Bug 570359

Summary: "lvremove -f" fails to remove an active logical volume
Product: Red Hat Enterprise Linux 6 Reporter: Michael Solberg <msolberg>
Component: lvm2Assignee: Peter Rajnoha <prajnoha>
Status: CLOSED ERRATA QA Contact: Corey Marthaler <cmarthal>
Severity: medium Docs Contact:
Priority: low    
Version: 6.0CC: acathrow, agk, ajia, bdwheele, coughlan, davidz, dwysocha, heinzm, herrold, jbrassow, kueda, liko, mbroz, mfuruta, myamazak, prajnoha, prockai, tyasui
Target Milestone: rc   
Target Release: ---   
Hardware: All   
OS: Linux   
Whiteboard:
Fixed In Version: lvm2-2.02.86-1.el6 Doc Type: Bug Fix
Doc Text:
Issuing an lvremove command could end up with a failure to remove a logical volume. This failure is caused by processing asynchronous udev event that keeps the volume opened while lvremove command tries to remove it. These asynchronous events are triggered when the 'watch' udev rule is applied (it's set for device-mapper/LVM2 devices when using the 'udisks' package that installs /lib/udev/rules.d/80-udisks.rules). To fix this issue, the number of device open calls in read-write mode has been minimized and we use read-only mode internally if possible (the event is generated on closing a device that has the 'watch' rule set and is closed after a read-write open). Although this fixes a problem when opening a device internally within the command execution, the failure could still occur if using several commands quickly in a sequence where each one opens a device for read-write and then closes it immediately (e.g. in a script). In this case, a user is advised to use 'udevadm settle' command in between.
Story Points: ---
Clone Of: Environment:
Last Closed: 2011-12-06 16:52:23 UTC Type: ---
Regression: --- Mount Type: ---
Documentation: --- CRM:
Verified Versions: Category: ---
oVirt Team: --- RHEL 7.3 requirements from Atomic Host:
Cloudforms Team: --- Target Upstream Version:
Embargoed:
Bug Depends On:    
Bug Blocks: 658636, 702260, 703492    
Attachments:
Description Flags
lvremove -vvvv -f /dev/VolGroup00/Test1
none
lvmdump
none
lvremove -vvvv -f /dev/VolGroup00/Test1
none
Error output of lvremove -vvvv -f /dev/VolGroup00/test2 without udev running. none

Description Michael Solberg 2010-03-04 01:10:27 UTC
Description of problem:
lvremove doesn't seem to honor the "f" flag.

Version-Release number of selected component (if applicable):
lvm2-2.02.61-1.el6.x86_64

How reproducible:
100%

Steps to Reproduce:
1. Create a logical volume.
2. "lvremove -f" the logical volume
  
Actual results:
[root@localhost ~]# lvremove -f /dev/VolGroup00/Test1 
  The link /dev/VolGroup00/Test1 should have been removed by udev but it is still present. Falling back to direct link removal.
  Unable to deactivate logical volume "Test1"
[root@localhost ~]# lvremove -f /dev/mapper/VolGroup00-Test1 
  The link /dev/VolGroup00/Test1 should have been removed by udev but it is still present. Falling back to direct link removal.

Stated goal →
Quote the passage of the bug report that starts at the words "Version-Release number of" and ends after the words "Create a logical volume.". The lines that follow have nothing to do with this.

Material →
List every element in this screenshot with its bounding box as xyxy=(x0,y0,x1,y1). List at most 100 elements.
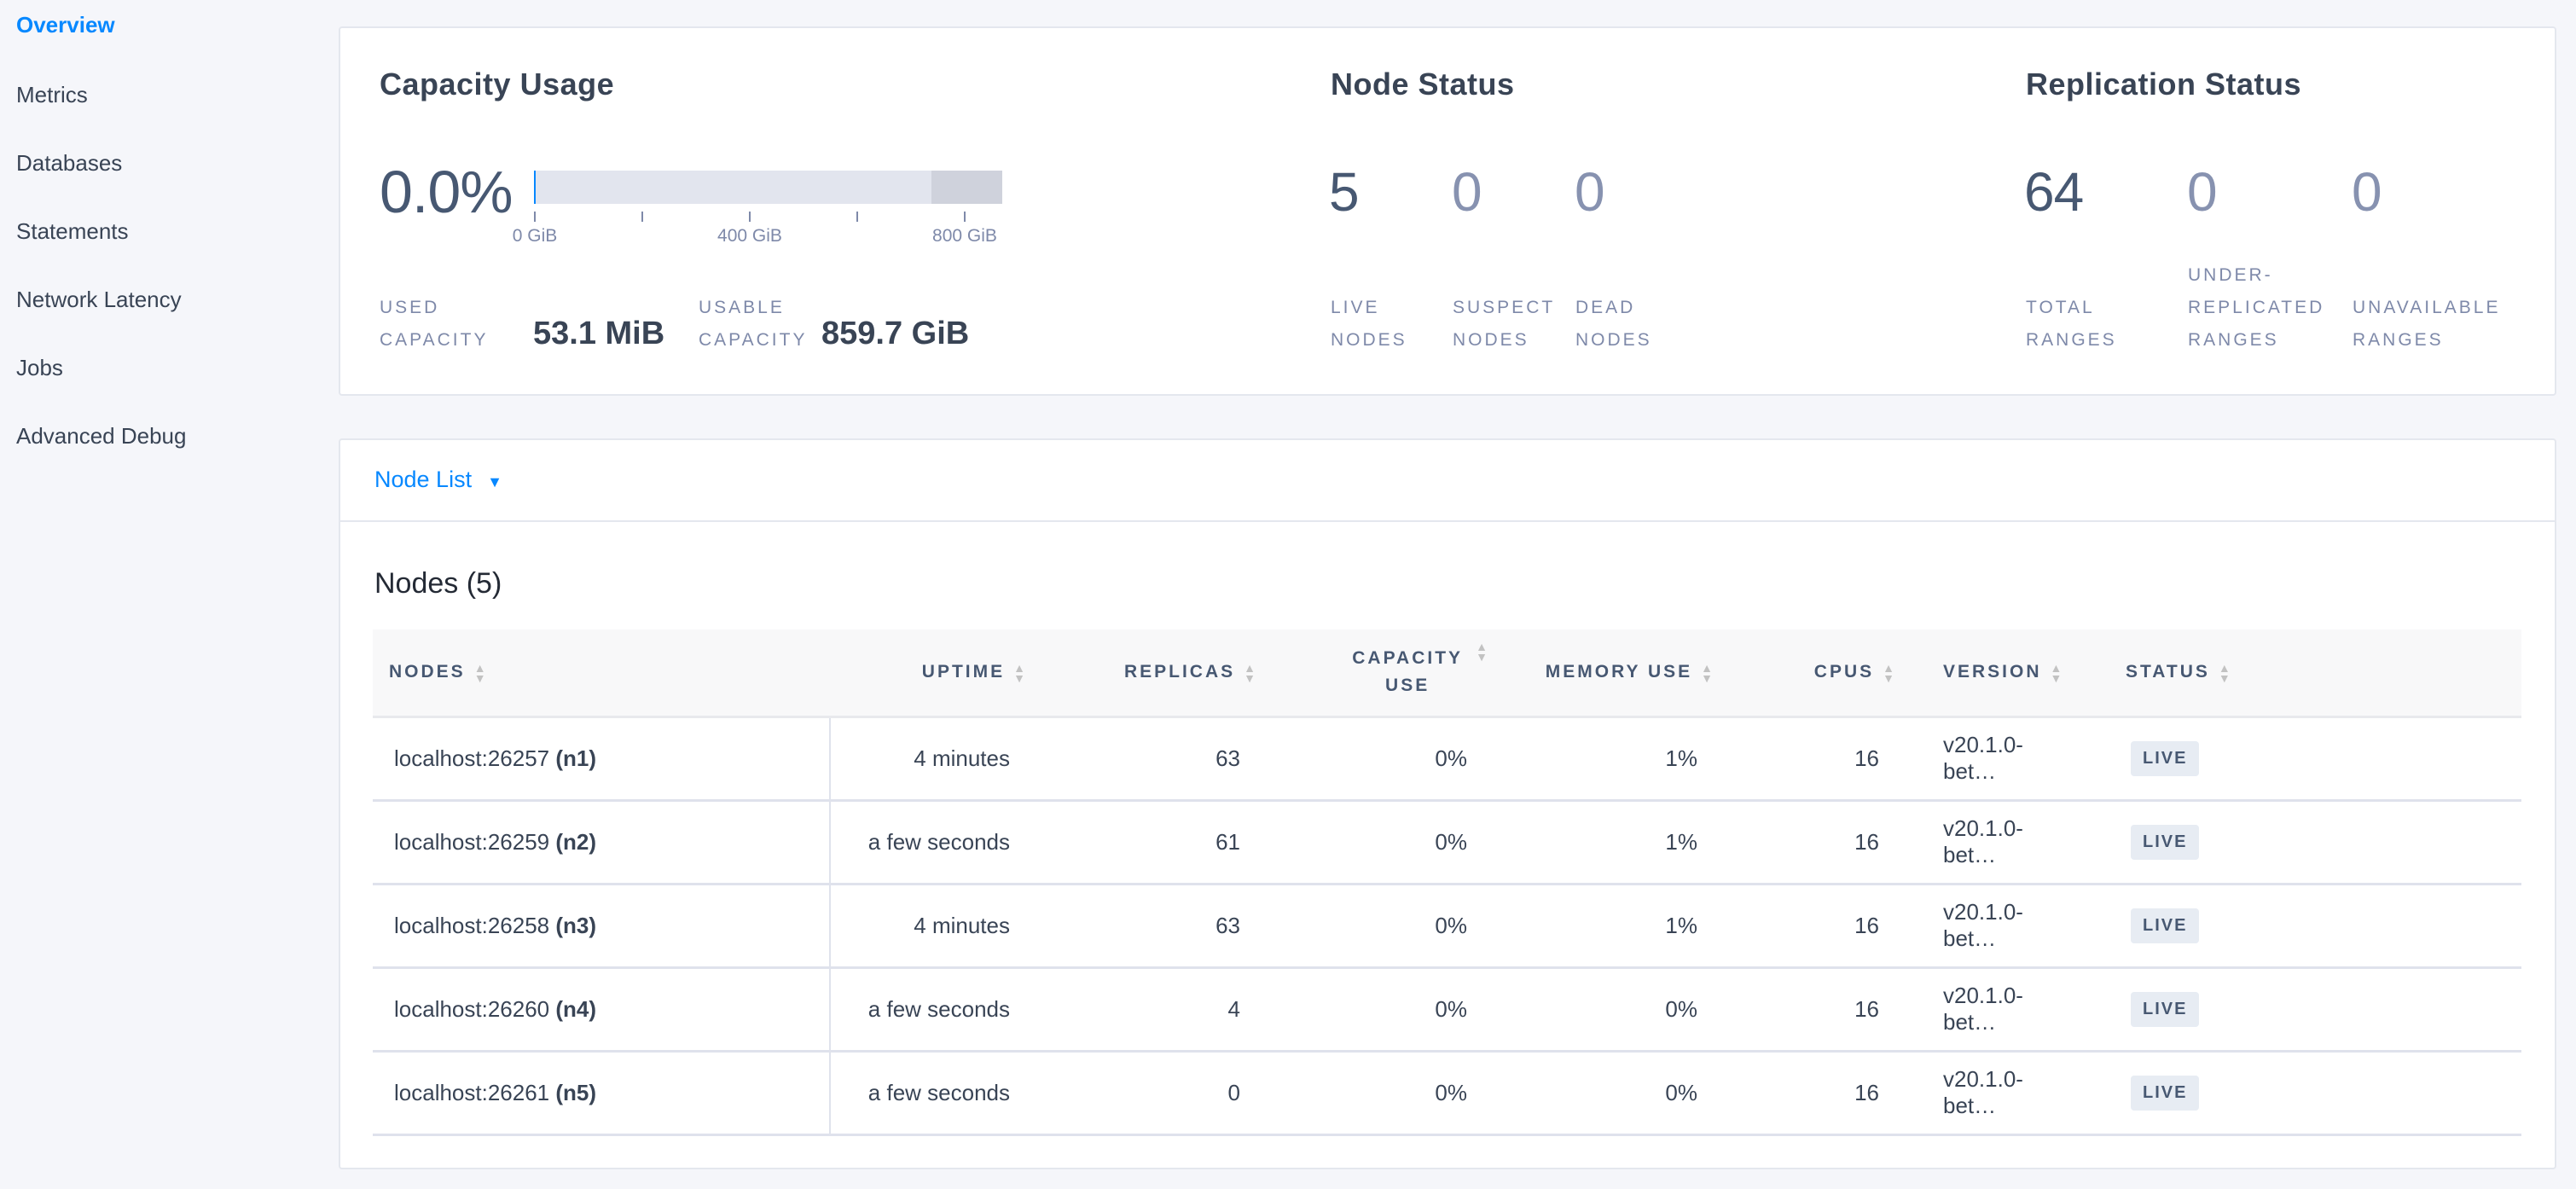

Answer to the exercise →
Version-Release number of selected component (if applicable):
lvm2-2.02.61-1.el6.x86_64

How reproducible:
100%

Steps to Reproduce:
1. Create a logical volume.